**Set exercise:** From the data below, copy out every line that contains the string "element". Only exact-case matches count.

**Entries:**
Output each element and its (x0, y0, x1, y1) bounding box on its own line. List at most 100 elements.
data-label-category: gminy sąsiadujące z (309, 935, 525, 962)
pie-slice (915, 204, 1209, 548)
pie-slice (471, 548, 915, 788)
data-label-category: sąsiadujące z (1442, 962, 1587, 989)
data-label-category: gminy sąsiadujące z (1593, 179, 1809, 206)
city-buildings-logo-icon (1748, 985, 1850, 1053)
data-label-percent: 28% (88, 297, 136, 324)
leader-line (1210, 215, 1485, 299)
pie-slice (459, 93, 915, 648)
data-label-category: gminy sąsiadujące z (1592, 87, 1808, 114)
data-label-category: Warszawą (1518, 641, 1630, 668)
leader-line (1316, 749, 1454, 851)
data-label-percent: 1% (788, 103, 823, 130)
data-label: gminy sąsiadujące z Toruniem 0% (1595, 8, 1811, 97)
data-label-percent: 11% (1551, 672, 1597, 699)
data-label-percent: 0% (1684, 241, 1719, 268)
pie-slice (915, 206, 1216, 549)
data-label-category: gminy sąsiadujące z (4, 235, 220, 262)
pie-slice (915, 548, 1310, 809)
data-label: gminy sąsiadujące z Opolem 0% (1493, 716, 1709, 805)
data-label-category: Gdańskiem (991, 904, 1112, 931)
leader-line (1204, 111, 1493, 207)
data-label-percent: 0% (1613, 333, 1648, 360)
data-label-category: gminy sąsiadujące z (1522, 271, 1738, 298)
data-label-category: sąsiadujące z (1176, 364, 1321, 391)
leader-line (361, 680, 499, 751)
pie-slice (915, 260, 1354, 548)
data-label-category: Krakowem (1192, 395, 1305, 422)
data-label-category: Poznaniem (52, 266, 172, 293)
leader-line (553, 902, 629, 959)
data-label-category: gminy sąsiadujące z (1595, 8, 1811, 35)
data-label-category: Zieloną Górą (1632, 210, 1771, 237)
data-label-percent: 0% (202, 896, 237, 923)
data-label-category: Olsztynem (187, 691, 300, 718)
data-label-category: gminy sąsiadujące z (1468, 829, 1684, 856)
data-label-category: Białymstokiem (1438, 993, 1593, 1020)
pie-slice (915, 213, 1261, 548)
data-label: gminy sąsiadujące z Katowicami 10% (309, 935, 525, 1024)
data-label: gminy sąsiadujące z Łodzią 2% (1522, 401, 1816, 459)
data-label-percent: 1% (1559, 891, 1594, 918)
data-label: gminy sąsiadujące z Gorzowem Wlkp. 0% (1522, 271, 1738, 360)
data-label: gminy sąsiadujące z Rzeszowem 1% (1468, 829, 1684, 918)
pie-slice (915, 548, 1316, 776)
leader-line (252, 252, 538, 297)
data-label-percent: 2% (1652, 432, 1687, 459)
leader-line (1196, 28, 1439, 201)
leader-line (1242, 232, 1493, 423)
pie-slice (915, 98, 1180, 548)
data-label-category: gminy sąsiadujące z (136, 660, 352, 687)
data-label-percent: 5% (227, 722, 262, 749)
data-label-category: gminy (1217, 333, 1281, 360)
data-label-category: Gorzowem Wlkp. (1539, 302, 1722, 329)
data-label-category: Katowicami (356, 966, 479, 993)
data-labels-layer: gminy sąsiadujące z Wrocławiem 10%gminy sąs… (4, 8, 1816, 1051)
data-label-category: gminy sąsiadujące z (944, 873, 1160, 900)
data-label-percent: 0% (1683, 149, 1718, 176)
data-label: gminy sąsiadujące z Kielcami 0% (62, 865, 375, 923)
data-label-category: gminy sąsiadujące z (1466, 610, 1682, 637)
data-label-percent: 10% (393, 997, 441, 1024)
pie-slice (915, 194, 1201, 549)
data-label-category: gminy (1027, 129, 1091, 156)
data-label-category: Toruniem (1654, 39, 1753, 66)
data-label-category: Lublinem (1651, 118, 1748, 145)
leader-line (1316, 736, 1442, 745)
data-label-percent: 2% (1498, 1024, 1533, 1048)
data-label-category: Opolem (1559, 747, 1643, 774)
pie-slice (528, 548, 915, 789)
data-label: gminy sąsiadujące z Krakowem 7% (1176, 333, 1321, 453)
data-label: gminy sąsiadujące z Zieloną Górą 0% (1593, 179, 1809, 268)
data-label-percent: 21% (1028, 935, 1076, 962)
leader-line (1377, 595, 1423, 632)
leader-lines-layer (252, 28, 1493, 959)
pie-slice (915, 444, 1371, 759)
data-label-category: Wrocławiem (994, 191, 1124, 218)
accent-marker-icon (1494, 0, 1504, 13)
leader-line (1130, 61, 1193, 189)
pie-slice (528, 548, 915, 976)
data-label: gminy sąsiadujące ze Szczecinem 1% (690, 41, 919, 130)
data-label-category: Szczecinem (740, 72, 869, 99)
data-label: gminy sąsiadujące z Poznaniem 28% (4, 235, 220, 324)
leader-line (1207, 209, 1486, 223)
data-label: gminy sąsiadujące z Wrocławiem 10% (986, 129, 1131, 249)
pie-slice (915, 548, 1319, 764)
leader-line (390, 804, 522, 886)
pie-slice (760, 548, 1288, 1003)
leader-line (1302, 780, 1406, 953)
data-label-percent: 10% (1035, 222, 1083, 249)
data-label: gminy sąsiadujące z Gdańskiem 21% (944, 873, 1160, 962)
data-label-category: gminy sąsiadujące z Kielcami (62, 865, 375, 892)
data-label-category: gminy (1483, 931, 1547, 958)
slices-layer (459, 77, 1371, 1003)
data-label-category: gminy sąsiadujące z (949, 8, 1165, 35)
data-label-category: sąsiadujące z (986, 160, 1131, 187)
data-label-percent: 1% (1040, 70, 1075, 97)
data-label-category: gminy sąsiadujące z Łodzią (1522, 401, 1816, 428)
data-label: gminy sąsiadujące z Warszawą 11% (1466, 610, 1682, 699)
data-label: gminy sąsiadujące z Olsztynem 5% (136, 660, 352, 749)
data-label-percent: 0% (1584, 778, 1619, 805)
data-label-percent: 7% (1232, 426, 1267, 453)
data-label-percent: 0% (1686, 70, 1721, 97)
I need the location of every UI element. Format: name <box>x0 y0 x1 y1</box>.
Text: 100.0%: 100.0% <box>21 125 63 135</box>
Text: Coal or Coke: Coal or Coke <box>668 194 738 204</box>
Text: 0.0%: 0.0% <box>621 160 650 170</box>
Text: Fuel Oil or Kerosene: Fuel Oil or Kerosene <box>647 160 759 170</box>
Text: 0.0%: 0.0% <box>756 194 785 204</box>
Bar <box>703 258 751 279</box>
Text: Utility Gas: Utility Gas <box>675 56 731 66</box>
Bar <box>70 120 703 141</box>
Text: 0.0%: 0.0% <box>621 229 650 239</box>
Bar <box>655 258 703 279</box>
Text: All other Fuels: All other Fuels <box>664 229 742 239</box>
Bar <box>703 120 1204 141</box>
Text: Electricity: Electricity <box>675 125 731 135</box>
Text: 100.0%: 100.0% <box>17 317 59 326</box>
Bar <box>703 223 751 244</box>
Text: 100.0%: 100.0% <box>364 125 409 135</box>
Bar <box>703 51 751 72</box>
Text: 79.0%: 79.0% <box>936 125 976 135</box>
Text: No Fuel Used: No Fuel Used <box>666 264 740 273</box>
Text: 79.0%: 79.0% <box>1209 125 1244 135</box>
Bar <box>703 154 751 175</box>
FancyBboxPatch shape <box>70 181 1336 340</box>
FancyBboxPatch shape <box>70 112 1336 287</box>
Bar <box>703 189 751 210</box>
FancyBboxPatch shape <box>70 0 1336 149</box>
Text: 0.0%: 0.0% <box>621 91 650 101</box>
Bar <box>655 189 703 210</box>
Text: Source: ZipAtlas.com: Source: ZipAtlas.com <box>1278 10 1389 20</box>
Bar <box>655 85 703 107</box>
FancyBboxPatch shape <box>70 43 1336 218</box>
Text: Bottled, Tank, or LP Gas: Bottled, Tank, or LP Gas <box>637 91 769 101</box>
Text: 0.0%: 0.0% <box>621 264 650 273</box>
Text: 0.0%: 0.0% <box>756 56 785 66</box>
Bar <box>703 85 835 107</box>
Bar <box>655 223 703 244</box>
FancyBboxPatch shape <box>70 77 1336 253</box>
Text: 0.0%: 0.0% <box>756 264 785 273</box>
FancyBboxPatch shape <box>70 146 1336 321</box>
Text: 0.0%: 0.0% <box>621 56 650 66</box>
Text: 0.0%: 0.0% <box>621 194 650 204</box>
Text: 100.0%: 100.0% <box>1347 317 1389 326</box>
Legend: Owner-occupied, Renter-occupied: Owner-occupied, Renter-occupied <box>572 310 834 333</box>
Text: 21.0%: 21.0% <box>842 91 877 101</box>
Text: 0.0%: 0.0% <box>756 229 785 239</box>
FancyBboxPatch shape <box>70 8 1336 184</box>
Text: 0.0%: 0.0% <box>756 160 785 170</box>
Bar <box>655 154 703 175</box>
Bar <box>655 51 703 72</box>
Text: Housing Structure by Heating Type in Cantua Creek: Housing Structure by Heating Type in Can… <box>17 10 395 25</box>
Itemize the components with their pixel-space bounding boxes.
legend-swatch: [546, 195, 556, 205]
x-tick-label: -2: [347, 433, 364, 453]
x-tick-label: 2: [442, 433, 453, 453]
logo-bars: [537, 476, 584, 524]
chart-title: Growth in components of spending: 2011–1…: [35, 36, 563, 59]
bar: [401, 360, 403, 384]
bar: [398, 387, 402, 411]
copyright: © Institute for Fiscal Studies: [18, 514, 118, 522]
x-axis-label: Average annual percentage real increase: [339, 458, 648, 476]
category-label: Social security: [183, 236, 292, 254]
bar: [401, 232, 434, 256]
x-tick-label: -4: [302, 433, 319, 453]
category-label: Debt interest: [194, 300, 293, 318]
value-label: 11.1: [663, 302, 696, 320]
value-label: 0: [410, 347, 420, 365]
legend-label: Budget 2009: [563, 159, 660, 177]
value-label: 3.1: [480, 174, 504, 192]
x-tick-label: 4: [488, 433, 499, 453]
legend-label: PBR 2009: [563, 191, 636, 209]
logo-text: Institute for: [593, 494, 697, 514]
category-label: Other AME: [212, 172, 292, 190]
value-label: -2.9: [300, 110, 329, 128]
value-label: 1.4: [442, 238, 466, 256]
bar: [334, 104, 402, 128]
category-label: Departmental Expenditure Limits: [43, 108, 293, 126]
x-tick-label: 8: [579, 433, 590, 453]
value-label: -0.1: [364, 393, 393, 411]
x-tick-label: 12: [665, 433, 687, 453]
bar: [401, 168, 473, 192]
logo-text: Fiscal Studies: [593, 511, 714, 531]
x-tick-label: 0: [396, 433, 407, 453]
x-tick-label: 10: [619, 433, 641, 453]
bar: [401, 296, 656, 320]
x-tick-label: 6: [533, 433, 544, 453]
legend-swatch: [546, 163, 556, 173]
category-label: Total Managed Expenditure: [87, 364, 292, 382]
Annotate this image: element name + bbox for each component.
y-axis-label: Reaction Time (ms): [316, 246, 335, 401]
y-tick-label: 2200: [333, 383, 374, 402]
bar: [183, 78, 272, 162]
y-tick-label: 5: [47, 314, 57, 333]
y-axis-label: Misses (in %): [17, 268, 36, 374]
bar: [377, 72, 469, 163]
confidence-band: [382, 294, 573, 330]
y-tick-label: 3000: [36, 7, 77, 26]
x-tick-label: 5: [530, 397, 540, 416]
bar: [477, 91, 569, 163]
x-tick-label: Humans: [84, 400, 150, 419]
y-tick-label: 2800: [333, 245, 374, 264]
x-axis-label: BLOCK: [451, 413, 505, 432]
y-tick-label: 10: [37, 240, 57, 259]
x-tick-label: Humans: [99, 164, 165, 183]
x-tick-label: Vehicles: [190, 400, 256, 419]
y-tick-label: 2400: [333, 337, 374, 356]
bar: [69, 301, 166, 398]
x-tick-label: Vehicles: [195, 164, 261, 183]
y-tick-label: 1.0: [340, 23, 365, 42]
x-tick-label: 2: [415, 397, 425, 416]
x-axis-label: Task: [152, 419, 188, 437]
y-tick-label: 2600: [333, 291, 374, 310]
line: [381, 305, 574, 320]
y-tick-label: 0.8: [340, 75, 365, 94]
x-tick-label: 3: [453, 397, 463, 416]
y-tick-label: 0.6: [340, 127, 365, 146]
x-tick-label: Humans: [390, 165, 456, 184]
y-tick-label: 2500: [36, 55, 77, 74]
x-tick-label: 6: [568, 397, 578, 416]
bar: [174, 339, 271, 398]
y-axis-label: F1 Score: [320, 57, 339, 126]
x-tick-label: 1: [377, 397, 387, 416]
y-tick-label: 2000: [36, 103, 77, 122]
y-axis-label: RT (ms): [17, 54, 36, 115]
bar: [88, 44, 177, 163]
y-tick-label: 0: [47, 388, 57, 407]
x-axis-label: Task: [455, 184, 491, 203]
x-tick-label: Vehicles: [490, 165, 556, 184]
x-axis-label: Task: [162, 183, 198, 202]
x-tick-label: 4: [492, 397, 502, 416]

**Solution to this exercise:**
Output each element and its (x0, y0, x1, y1) bounding box on its own line. List at most 100 elements.
I need the location of every UI element. Format: name <box>x0 y0 x1 y1</box>.
Annotate this image: element name + bbox for each component.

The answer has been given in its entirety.